(Records excerpted from a collection)
╔══
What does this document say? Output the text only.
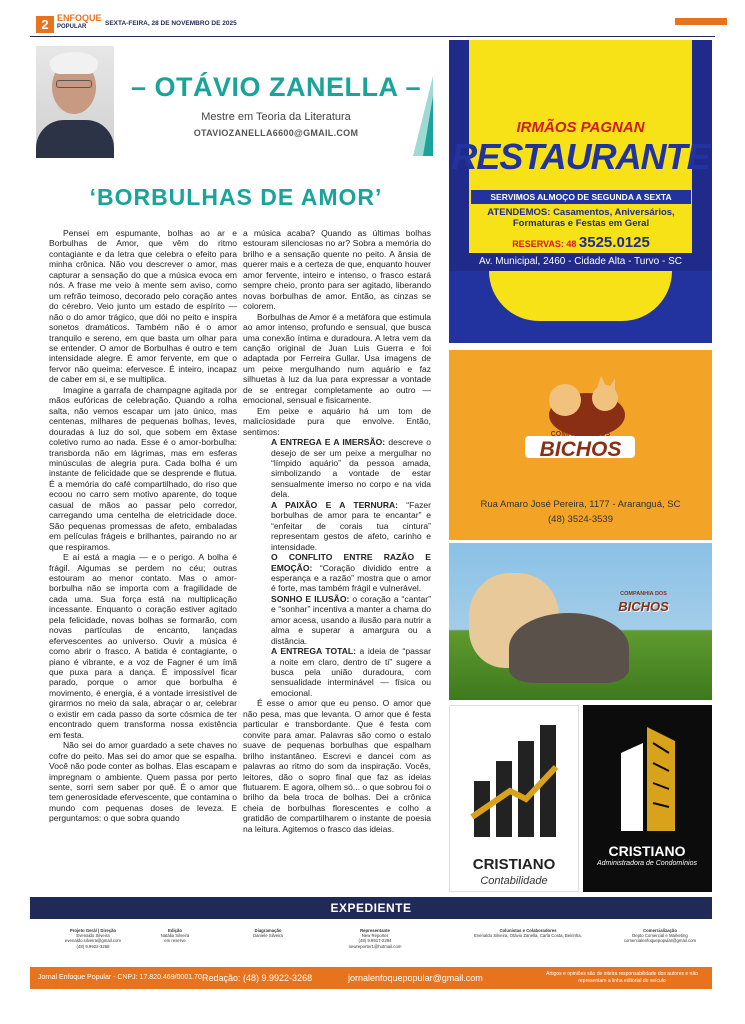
2 ENFOQUE
POPULAR	SEXTA-FEIRA, 28 DE NOVEMBRO DE 2025
– OTÁVIO ZANELLA –
Mestre em Teoria da Literatura
OTAVIOZANELLA6600@GMAIL.COM
‘BORBULHAS DE AMOR’

Pensei em espumante, bolhas ao ar e Borbulhas de Amor, que vêm do ritmo contagiante e da letra que celebra o efeito para minha crônica. Não vou descrever o amor, mas capturar a sensação do que a música evoca em nós. A frase me veio à mente sem aviso, como um refrão teimoso, decorado pelo coração antes do cérebro. Veio junto um estado de espírito — não o do amor trágico, que dói no peito e inspira sonetos dramáticos. Também não é o amor tranquilo e sereno, em que basta um olhar para se entender. O amor de Borbulhas é outro e tem intensidade alegre. É amor fervente, em que o fervor não queima: efervesce. É inteiro, incapaz de caber em si, e se multiplica.

Imagine a garrafa de champagne agitada por mãos eufóricas de celebração. Quando a rolha salta, não vemos escapar um jato único, mas centenas, milhares de pequenas bolhas, leves, douradas à luz do sol, que sobem em êxtase coletivo rumo ao nada. Esse é o amor-borbulha: transborda não em lágrimas, mas em esferas minúsculas de alegria pura. Cada bolha é um instante de felicidade que se desprende e flutua. É a memória do café compartilhado, do riso que ecoou no carro sem motivo aparente, do toque casual de mãos ao passar pelo corredor, carregando uma centelha de eletricidade doce. São pequenas promessas de afeto, embaladas em películas frágeis e brilhantes, pairando no ar que respiramos.

E aí está a magia — e o perigo. A bolha é frágil. Algumas se perdem no céu; outras estouram ao menor contato. Mas o amor-borbulha não se importa com a fragilidade de cada uma. Sua força está na multiplicação incessante. Enquanto o coração estiver agitado pela felicidade, novas bolhas se formarão, com novas partículas de encanto, lançadas efervescentes ao universo. Ouvir a música é como abrir o frasco. A batida é contagiante, o piano é vibrante, e a voz de Fagner é um ímã que puxa para a dança. É impossível ficar parado, porque o amor que borbulha é movimento, é energia, é a vontade irresistível de girarmos no meio da sala, abraçar o ar, celebrar o existir em cada passo da sorte cósmica de ter encontrado quem transforma nossa existência em festa.

Não sei do amor guardado a sete chaves no cofre do peito. Mas sei do amor que se espalha. Você não pode conter as bolhas. Elas escapam e impregnam o ambiente. Quem passa por perto sente, sorri sem saber por quê. É o amor que tem generosidade efervescente, que contamina o mundo com pequenas doses de leveza. E perguntamos: o que sobra quando

a música acaba? Quando as últimas bolhas estouram silenciosas no ar? Sobra a memória do brilho e a sensação quente no peito. A ânsia de querer mais e a certeza de que, enquanto houver amor fervente, inteiro e intenso, o frasco estará sempre cheio, pronto para ser agitado, liberando novas borbulhas de amor. Então, as cinzas se colorem.

Borbulhas de Amor é a metáfora que estimula ao amor intenso, profundo e sensual, que busca uma conexão íntima e duradoura. A letra vem da canção original de Juan Luis Guerra e foi adaptada por Ferreira Gullar. Usa imagens de um peixe mergulhando num aquário e faz silhuetas à luz da lua para expressar a vontade de se entregar completamente ao outro — emocional, sensual e fisicamente.

Em peixe e aquário há um tom de malicíosidade pura que envolve. Então, sentimos:

A ENTREGA E A IMERSÃO: descreve o desejo de ser um peixe a mergulhar no “límpido aquário” da pessoa amada, simbolizando a vontade de estar sensualmente imerso no corpo e na vida dela.

A PAIXÃO E A TERNURA: “Fazer borbulhas de amor para te encantar” e “enfeitar de corais tua cintura” representam gestos de afeto, carinho e intensidade.

O CONFLITO ENTRE RAZÃO E EMOÇÃO: “Coração dividido entre a esperança e a razão” mostra que o amor é forte, mas também frágil e vulnerável.

SONHO E ILUSÃO: o coração a “cantar” e “sonhar” incentiva a manter a chama do amor acesa, usando a ilusão para nutrir a alma e superar a amargura ou a distância.

A ENTREGA TOTAL: a ideia de “passar a noite em claro, dentro de ti” sugere a busca pela união duradoura, com sensualidade interminável — física ou emocional.

É esse o amor que eu penso. O amor que não pesa, mas que levanta. O amor que é festa particular e transbordante. Que é festa com convite para amar. Palavras são como o estalo suave de pequenas borbulhas que espalham brilho instantâneo. Escrevi e dancei com as palavras ao ritmo do som da inspiração. Vocês, leitores, dão o sopro final que faz as ideias flutuarem. E agora, olhem só... o que sobrou foi o brilho da bela troca de bolhas. Dei a crônica cheia de borbulhas florescentes e colho a gratidão de compartilharem o instante de poesia na leitura. Agitemos o frasco das ideias.

IRMÃOS PAGNAN
RESTAURANTE
SERVIMOS ALMOÇO DE SEGUNDA A SEXTA
ATENDEMOS: Casamentos, Aniversários, Formaturas e Festas em Geral
RESERVAS: 48 3525.0125
Av. Municipal, 2460 - Cidade Alta - Turvo - SC
COMPANHIA DOS
BICHOS
Rua Amaro José Pereira, 1177 - Araranguá, SC
(48) 3524-3539
COMPANHIA DOS
BICHOS
CRISTIANO
Contabilidade
CRISTIANO
Administradora de Condomínios
EXPEDIENTE
Projeto Gerál | Direção
Evenaldo Silveira
evenaldo.silveira@gmail.com
(48) 9.9922-3268
Edição
Natália Silveira
em reserve
Diagramação
Daniele Silveira
Representante
New Reporter
(48) 9.9917-2294
newreporter1@hotmail.com
Colunistas e Colaboradores
Evenaldo Silveira, Otávio Zanella, Carla Costa, Beirinha.
Comercialização
Depto Comercial e Marketing
comercialenfoquepopular@gmail.com
Jornal Enfoque Popular - CNPJ: 17.820.469/0001.70 Redação: (48) 9.9922-3268	jornalenfoquepopular@gmail.com	Artigos e opiniões são de inteira responsabilidade dos autores e não representam a linha editorial do veículo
╚══
**WHAT YOU ARE ASKED TO DO:**
Give every line above again exactly, with no pictures.

**FULL SOLUTION:**
What does this document say? Output the text only.
2 ENFOQUE
POPULAR	SEXTA-FEIRA, 28 DE NOVEMBRO DE 2025
– OTÁVIO ZANELLA –
Mestre em Teoria da Literatura
OTAVIOZANELLA6600@GMAIL.COM
‘BORBULHAS DE AMOR’

Pensei em espumante, bolhas ao ar e Borbulhas de Amor, que vêm do ritmo contagiante e da letra que celebra o efeito para minha crônica. Não vou descrever o amor, mas capturar a sensação do que a música evoca em nós. A frase me veio à mente sem aviso, como um refrão teimoso, decorado pelo coração antes do cérebro. Veio junto um estado de espírito — não o do amor trágico, que dói no peito e inspira sonetos dramáticos. Também não é o amor tranquilo e sereno, em que basta um olhar para se entender. O amor de Borbulhas é outro e tem intensidade alegre. É amor fervente, em que o fervor não queima: efervesce. É inteiro, incapaz de caber em si, e se multiplica.

Imagine a garrafa de champagne agitada por mãos eufóricas de celebração. Quando a rolha salta, não vemos escapar um jato único, mas centenas, milhares de pequenas bolhas, leves, douradas à luz do sol, que sobem em êxtase coletivo rumo ao nada. Esse é o amor-borbulha: transborda não em lágrimas, mas em esferas minúsculas de alegria pura. Cada bolha é um instante de felicidade que se desprende e flutua. É a memória do café compartilhado, do riso que ecoou no carro sem motivo aparente, do toque casual de mãos ao passar pelo corredor, carregando uma centelha de eletricidade doce. São pequenas promessas de afeto, embaladas em películas frágeis e brilhantes, pairando no ar que respiramos.

E aí está a magia — e o perigo. A bolha é frágil. Algumas se perdem no céu; outras estouram ao menor contato. Mas o amor-borbulha não se importa com a fragilidade de cada uma. Sua força está na multiplicação incessante. Enquanto o coração estiver agitado pela felicidade, novas bolhas se formarão, com novas partículas de encanto, lançadas efervescentes ao universo. Ouvir a música é como abrir o frasco. A batida é contagiante, o piano é vibrante, e a voz de Fagner é um ímã que puxa para a dança. É impossível ficar parado, porque o amor que borbulha é movimento, é energia, é a vontade irresistível de girarmos no meio da sala, abraçar o ar, celebrar o existir em cada passo da sorte cósmica de ter encontrado quem transforma nossa existência em festa.

Não sei do amor guardado a sete chaves no cofre do peito. Mas sei do amor que se espalha. Você não pode conter as bolhas. Elas escapam e impregnam o ambiente. Quem passa por perto sente, sorri sem saber por quê. É o amor que tem generosidade efervescente, que contamina o mundo com pequenas doses de leveza. E perguntamos: o que sobra quando

a música acaba? Quando as últimas bolhas estouram silenciosas no ar? Sobra a memória do brilho e a sensação quente no peito. A ânsia de querer mais e a certeza de que, enquanto houver amor fervente, inteiro e intenso, o frasco estará sempre cheio, pronto para ser agitado, liberando novas borbulhas de amor. Então, as cinzas se colorem.

Borbulhas de Amor é a metáfora que estimula ao amor intenso, profundo e sensual, que busca uma conexão íntima e duradoura. A letra vem da canção original de Juan Luis Guerra e foi adaptada por Ferreira Gullar. Usa imagens de um peixe mergulhando num aquário e faz silhuetas à luz da lua para expressar a vontade de se entregar completamente ao outro — emocional, sensual e fisicamente.

Em peixe e aquário há um tom de malicíosidade pura que envolve. Então, sentimos:

A ENTREGA E A IMERSÃO: descreve o desejo de ser um peixe a mergulhar no “límpido aquário” da pessoa amada, simbolizando a vontade de estar sensualmente imerso no corpo e na vida dela.

A PAIXÃO E A TERNURA: “Fazer borbulhas de amor para te encantar” e “enfeitar de corais tua cintura” representam gestos de afeto, carinho e intensidade.

O CONFLITO ENTRE RAZÃO E EMOÇÃO: “Coração dividido entre a esperança e a razão” mostra que o amor é forte, mas também frágil e vulnerável.

SONHO E ILUSÃO: o coração a “cantar” e “sonhar” incentiva a manter a chama do amor acesa, usando a ilusão para nutrir a alma e superar a amargura ou a distância.

A ENTREGA TOTAL: a ideia de “passar a noite em claro, dentro de ti” sugere a busca pela união duradoura, com sensualidade interminável — física ou emocional.

É esse o amor que eu penso. O amor que não pesa, mas que levanta. O amor que é festa particular e transbordante. Que é festa com convite para amar. Palavras são como o estalo suave de pequenas borbulhas que espalham brilho instantâneo. Escrevi e dancei com as palavras ao ritmo do som da inspiração. Vocês, leitores, dão o sopro final que faz as ideias flutuarem. E agora, olhem só... o que sobrou foi o brilho da bela troca de bolhas. Dei a crônica cheia de borbulhas florescentes e colho a gratidão de compartilharem o instante de poesia na leitura. Agitemos o frasco das ideias.

IRMÃOS PAGNAN
RESTAURANTE
SERVIMOS ALMOÇO DE SEGUNDA A SEXTA
ATENDEMOS: Casamentos, Aniversários, Formaturas e Festas em Geral
RESERVAS: 48 3525.0125
Av. Municipal, 2460 - Cidade Alta - Turvo - SC
COMPANHIA DOS
BICHOS
Rua Amaro José Pereira, 1177 - Araranguá, SC
(48) 3524-3539
COMPANHIA DOS
BICHOS
CRISTIANO
Contabilidade
CRISTIANO
Administradora de Condomínios
EXPEDIENTE
Projeto Gerál | Direção
Evenaldo Silveira
evenaldo.silveira@gmail.com
(48) 9.9922-3268
Edição
Natália Silveira
em reserve
Diagramação
Daniele Silveira
Representante
New Reporter
(48) 9.9917-2294
newreporter1@hotmail.com
Colunistas e Colaboradores
Evenaldo Silveira, Otávio Zanella, Carla Costa, Beirinha.
Comercialização
Depto Comercial e Marketing
comercialenfoquepopular@gmail.com
Jornal Enfoque Popular - CNPJ: 17.820.469/0001.70 Redação: (48) 9.9922-3268	jornalenfoquepopular@gmail.com	Artigos e opiniões são de inteira responsabilidade dos autores e não representam a linha editorial do veículo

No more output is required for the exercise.